▸ **Data records**:

○ ○ ○ ○

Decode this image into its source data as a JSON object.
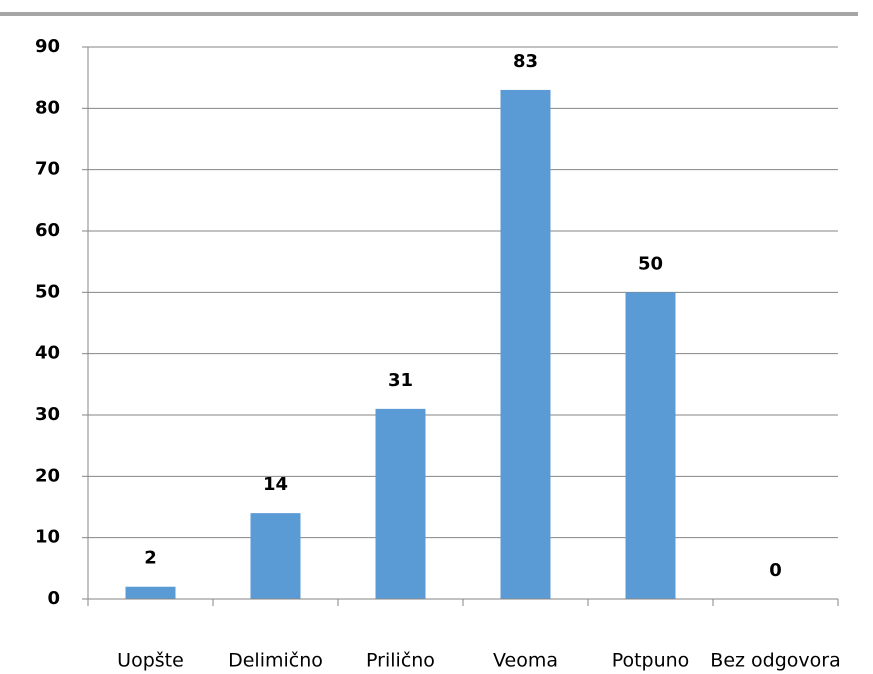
{
  "chart_data": {
    "type": "bar",
    "categories": [
      "Uopšte",
      "Delimično",
      "Prilično",
      "Veoma",
      "Potpuno",
      "Bez odgovora"
    ],
    "values": [
      2,
      14,
      31,
      83,
      50,
      0
    ],
    "color": "#5b9bd5",
    "ylim": [
      0,
      90
    ],
    "yticks": [
      0,
      10,
      20,
      30,
      40,
      50,
      60,
      70,
      80,
      90
    ],
    "grid": true
  }
}
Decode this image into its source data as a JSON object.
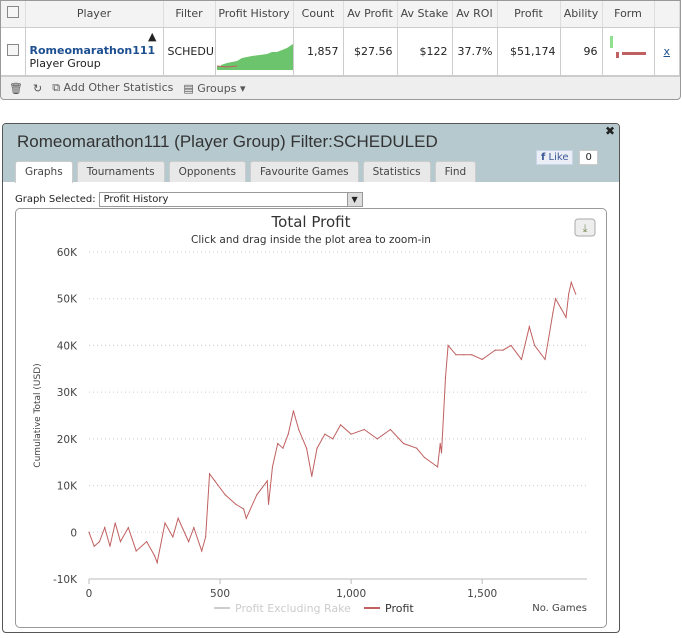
{
  "grid": {
    "columns": [
      "Player",
      "Filter",
      "Profit History",
      "Count",
      "Av Profit",
      "Av Stake",
      "Av ROI",
      "Profit",
      "Ability",
      "Form"
    ],
    "row": {
      "player": "Romeomarathon111",
      "group": "Player Group",
      "filter": "SCHEDULED",
      "count": "1,857",
      "av_profit": "$27.56",
      "av_stake": "$122",
      "av_roi": "37.7%",
      "profit": "$51,174",
      "ability": "96",
      "remove": "x"
    },
    "footer": {
      "add": "Add Other Statistics",
      "groups": "Groups"
    }
  },
  "window": {
    "title": "Romeomarathon111 (Player Group) Filter:SCHEDULED",
    "tabs": [
      "Graphs",
      "Tournaments",
      "Opponents",
      "Favourite Games",
      "Statistics",
      "Find"
    ],
    "active_tab": "Graphs",
    "like": "Like",
    "like_count": "0",
    "graph_label": "Graph Selected:",
    "graph_value": "Profit History"
  },
  "chart_data": {
    "type": "line",
    "title": "Total Profit",
    "subtitle": "Click and drag inside the plot area to zoom-in",
    "xlabel": "No. Games",
    "ylabel": "Cumulative Total (USD)",
    "xlim": [
      0,
      1900
    ],
    "ylim": [
      -10000,
      60000
    ],
    "xticks": [
      {
        "v": 0,
        "l": "0"
      },
      {
        "v": 500,
        "l": "500"
      },
      {
        "v": 1000,
        "l": "1,000"
      },
      {
        "v": 1500,
        "l": "1,500"
      }
    ],
    "yticks": [
      {
        "v": -10000,
        "l": "-10K"
      },
      {
        "v": 0,
        "l": "0"
      },
      {
        "v": 10000,
        "l": "10K"
      },
      {
        "v": 20000,
        "l": "20K"
      },
      {
        "v": 30000,
        "l": "30K"
      },
      {
        "v": 40000,
        "l": "40K"
      },
      {
        "v": 50000,
        "l": "50K"
      },
      {
        "v": 60000,
        "l": "60K"
      }
    ],
    "grid": true,
    "legend": "bottom",
    "series": [
      {
        "name": "Profit Excluding Rake",
        "color": "#cccccc",
        "visible": false,
        "values": []
      },
      {
        "name": "Profit",
        "color": "#c06060",
        "x": [
          0,
          20,
          40,
          60,
          80,
          100,
          120,
          150,
          180,
          220,
          250,
          260,
          290,
          320,
          340,
          380,
          400,
          430,
          445,
          460,
          480,
          520,
          560,
          590,
          600,
          640,
          680,
          685,
          700,
          720,
          740,
          760,
          780,
          800,
          830,
          850,
          870,
          900,
          930,
          960,
          1000,
          1050,
          1100,
          1150,
          1200,
          1250,
          1280,
          1330,
          1340,
          1345,
          1360,
          1370,
          1400,
          1430,
          1460,
          1500,
          1550,
          1580,
          1610,
          1650,
          1680,
          1700,
          1740,
          1770,
          1780,
          1800,
          1820,
          1830,
          1840,
          1850,
          1857
        ],
        "y": [
          0,
          -3000,
          -2000,
          1000,
          -3000,
          2000,
          -2000,
          1000,
          -4000,
          -2000,
          -5000,
          -6500,
          2000,
          -1000,
          3000,
          -2000,
          1000,
          -4000,
          -1000,
          12500,
          11000,
          8000,
          6000,
          5000,
          3000,
          8000,
          11000,
          6000,
          14000,
          19000,
          18000,
          21000,
          26000,
          22000,
          18000,
          12000,
          18000,
          21000,
          20000,
          23000,
          21000,
          22000,
          20000,
          22000,
          19000,
          18000,
          16000,
          14000,
          19000,
          17000,
          33000,
          40000,
          38000,
          38000,
          38000,
          37000,
          39000,
          39000,
          40000,
          37000,
          44000,
          40000,
          37000,
          47000,
          50000,
          48000,
          46000,
          51000,
          53500,
          52000,
          51000
        ]
      }
    ]
  }
}
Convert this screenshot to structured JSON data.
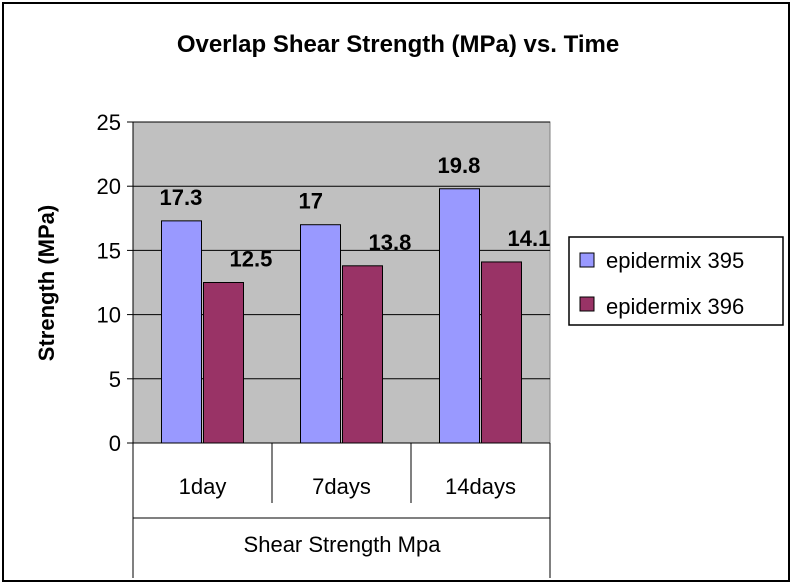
{
  "chart_data": {
    "type": "bar",
    "title": "Overlap Shear Strength (MPa) vs. Time",
    "ylabel": "Strength (MPa)",
    "xlabel": "Shear Strength Mpa",
    "categories": [
      "1day",
      "7days",
      "14days"
    ],
    "series": [
      {
        "name": "epidermix 395",
        "values": [
          17.3,
          17,
          19.8
        ],
        "labels": [
          "17.3",
          "17",
          "19.8"
        ],
        "color": "#9999ff"
      },
      {
        "name": "epidermix 396",
        "values": [
          12.5,
          13.8,
          14.1
        ],
        "labels": [
          "12.5",
          "13.8",
          "14.1"
        ],
        "color": "#993366"
      }
    ],
    "ylim": [
      0,
      25
    ],
    "yticks": [
      "0",
      "5",
      "10",
      "15",
      "20",
      "25"
    ],
    "grid": true,
    "plot_background": "#c0c0c0",
    "legend_position": "right"
  }
}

○ ○ ○ ○

▸ **Short problem**: Write out the records above exactly as they stand, leaving out every picture.

▸ **Solution to the problem**:
Decode this image into its source data as a JSON object.
{
  "chart_data": {
    "type": "bar",
    "categories": [
      "Uopšte",
      "Delimično",
      "Prilično",
      "Veoma",
      "Potpuno",
      "Bez odgovora"
    ],
    "values": [
      2,
      14,
      31,
      83,
      50,
      0
    ],
    "color": "#5b9bd5",
    "ylim": [
      0,
      90
    ],
    "yticks": [
      0,
      10,
      20,
      30,
      40,
      50,
      60,
      70,
      80,
      90
    ],
    "grid": true
  }
}
Decode this image into its source data as a JSON object.
{
  "grid": {
    "columns": [
      "Player",
      "Filter",
      "Profit History",
      "Count",
      "Av Profit",
      "Av Stake",
      "Av ROI",
      "Profit",
      "Ability",
      "Form"
    ],
    "row": {
      "player": "Romeomarathon111",
      "group": "Player Group",
      "filter": "SCHEDULED",
      "count": "1,857",
      "av_profit": "$27.56",
      "av_stake": "$122",
      "av_roi": "37.7%",
      "profit": "$51,174",
      "ability": "96",
      "remove": "x"
    },
    "footer": {
      "add": "Add Other Statistics",
      "groups": "Groups"
    }
  },
  "window": {
    "title": "Romeomarathon111 (Player Group) Filter:SCHEDULED",
    "tabs": [
      "Graphs",
      "Tournaments",
      "Opponents",
      "Favourite Games",
      "Statistics",
      "Find"
    ],
    "active_tab": "Graphs",
    "like": "Like",
    "like_count": "0",
    "graph_label": "Graph Selected:",
    "graph_value": "Profit History"
  },
  "chart_data": {
    "type": "line",
    "title": "Total Profit",
    "subtitle": "Click and drag inside the plot area to zoom-in",
    "xlabel": "No. Games",
    "ylabel": "Cumulative Total (USD)",
    "xlim": [
      0,
      1900
    ],
    "ylim": [
      -10000,
      60000
    ],
    "xticks": [
      {
        "v": 0,
        "l": "0"
      },
      {
        "v": 500,
        "l": "500"
      },
      {
        "v": 1000,
        "l": "1,000"
      },
      {
        "v": 1500,
        "l": "1,500"
      }
    ],
    "yticks": [
      {
        "v": -10000,
        "l": "-10K"
      },
      {
        "v": 0,
        "l": "0"
      },
      {
        "v": 10000,
        "l": "10K"
      },
      {
        "v": 20000,
        "l": "20K"
      },
      {
        "v": 30000,
        "l": "30K"
      },
      {
        "v": 40000,
        "l": "40K"
      },
      {
        "v": 50000,
        "l": "50K"
      },
      {
        "v": 60000,
        "l": "60K"
      }
    ],
    "grid": true,
    "legend": "bottom",
    "series": [
      {
        "name": "Profit Excluding Rake",
        "color": "#cccccc",
        "visible": false,
        "values": []
      },
      {
        "name": "Profit",
        "color": "#c06060",
        "x": [
          0,
          20,
          40,
          60,
          80,
          100,
          120,
          150,
          180,
          220,
          250,
          260,
          290,
          320,
          340,
          380,
          400,
          430,
          445,
          460,
          480,
          520,
          560,
          590,
          600,
          640,
          680,
          685,
          700,
          720,
          740,
          760,
          780,
          800,
          830,
          850,
          870,
          900,
          930,
          960,
          1000,
          1050,
          1100,
          1150,
          1200,
          1250,
          1280,
          1330,
          1340,
          1345,
          1360,
          1370,
          1400,
          1430,
          1460,
          1500,
          1550,
          1580,
          1610,
          1650,
          1680,
          1700,
          1740,
          1770,
          1780,
          1800,
          1820,
          1830,
          1840,
          1850,
          1857
        ],
        "y": [
          0,
          -3000,
          -2000,
          1000,
          -3000,
          2000,
          -2000,
          1000,
          -4000,
          -2000,
          -5000,
          -6500,
          2000,
          -1000,
          3000,
          -2000,
          1000,
          -4000,
          -1000,
          12500,
          11000,
          8000,
          6000,
          5000,
          3000,
          8000,
          11000,
          6000,
          14000,
          19000,
          18000,
          21000,
          26000,
          22000,
          18000,
          12000,
          18000,
          21000,
          20000,
          23000,
          21000,
          22000,
          20000,
          22000,
          19000,
          18000,
          16000,
          14000,
          19000,
          17000,
          33000,
          40000,
          38000,
          38000,
          38000,
          37000,
          39000,
          39000,
          40000,
          37000,
          44000,
          40000,
          37000,
          47000,
          50000,
          48000,
          46000,
          51000,
          53500,
          52000,
          51000
        ]
      }
    ]
  }
}
Convert this screenshot to structured JSON data.
{
  "chart_data": {
    "type": "bar",
    "title": "Overlap Shear Strength (MPa) vs. Time",
    "ylabel": "Strength (MPa)",
    "xlabel": "Shear Strength Mpa",
    "categories": [
      "1day",
      "7days",
      "14days"
    ],
    "series": [
      {
        "name": "epidermix 395",
        "values": [
          17.3,
          17,
          19.8
        ],
        "labels": [
          "17.3",
          "17",
          "19.8"
        ],
        "color": "#9999ff"
      },
      {
        "name": "epidermix 396",
        "values": [
          12.5,
          13.8,
          14.1
        ],
        "labels": [
          "12.5",
          "13.8",
          "14.1"
        ],
        "color": "#993366"
      }
    ],
    "ylim": [
      0,
      25
    ],
    "yticks": [
      "0",
      "5",
      "10",
      "15",
      "20",
      "25"
    ],
    "grid": true,
    "plot_background": "#c0c0c0",
    "legend_position": "right"
  }
}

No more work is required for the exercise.